----- Dataset excerpts

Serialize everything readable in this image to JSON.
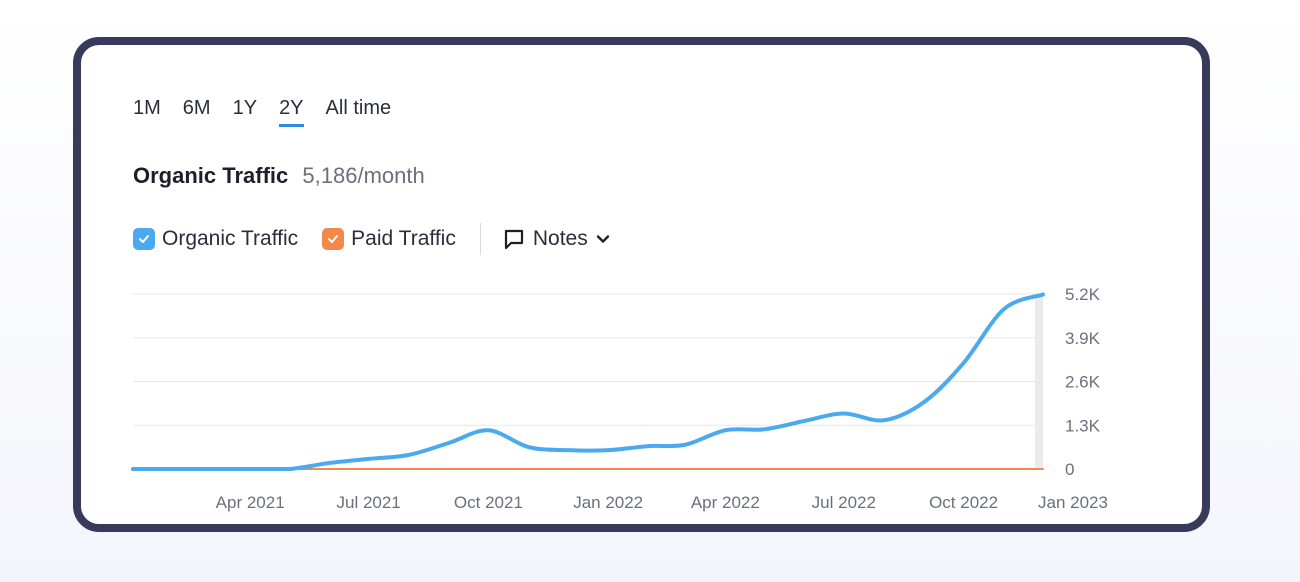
{
  "range_tabs": [
    "1M",
    "6M",
    "1Y",
    "2Y",
    "All time"
  ],
  "active_range": "2Y",
  "summary": {
    "label": "Organic Traffic",
    "value": "5,186/month"
  },
  "legend": {
    "organic_label": "Organic Traffic",
    "paid_label": "Paid Traffic",
    "notes_label": "Notes"
  },
  "colors": {
    "organic": "#4ba9ef",
    "paid": "#f2894a",
    "accent": "#2f8bde",
    "frame": "#383a5c"
  },
  "icons": {
    "notes": "comment-box-icon",
    "dropdown": "chevron-down-icon",
    "check": "check-icon"
  },
  "chart_data": {
    "type": "line",
    "x_tick_labels": [
      "Apr 2021",
      "Jul 2021",
      "Oct 2021",
      "Jan 2022",
      "Apr 2022",
      "Jul 2022",
      "Oct 2022",
      "Jan 2023"
    ],
    "y_tick_labels": [
      "0",
      "1.3K",
      "2.6K",
      "3.9K",
      "5.2K"
    ],
    "y_ticks": [
      0,
      1300,
      2600,
      3900,
      5200
    ],
    "ylim": [
      0,
      5200
    ],
    "y_axis_position": "right",
    "grid": true,
    "series": [
      {
        "name": "Organic Traffic",
        "x": [
          "2021-01-01",
          "2021-02-01",
          "2021-03-01",
          "2021-04-01",
          "2021-05-01",
          "2021-06-01",
          "2021-07-01",
          "2021-08-01",
          "2021-09-01",
          "2021-10-01",
          "2021-11-01",
          "2021-12-01",
          "2022-01-01",
          "2022-02-01",
          "2022-03-01",
          "2022-04-01",
          "2022-05-01",
          "2022-06-01",
          "2022-07-01",
          "2022-08-01",
          "2022-09-01",
          "2022-10-01",
          "2022-11-01",
          "2022-12-01"
        ],
        "values": [
          0,
          0,
          0,
          0,
          0,
          180,
          300,
          420,
          780,
          1150,
          650,
          560,
          560,
          680,
          720,
          1150,
          1180,
          1430,
          1650,
          1450,
          2000,
          3150,
          4750,
          5186
        ]
      },
      {
        "name": "Paid Traffic",
        "x": [
          "2021-01-01",
          "2022-12-01"
        ],
        "values": [
          0,
          0
        ]
      }
    ]
  }
}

----------

Goal of the exercise:
Across the records, count the lines holding the string "Traffic". Give the number and stop.

Reply to the exercise:
5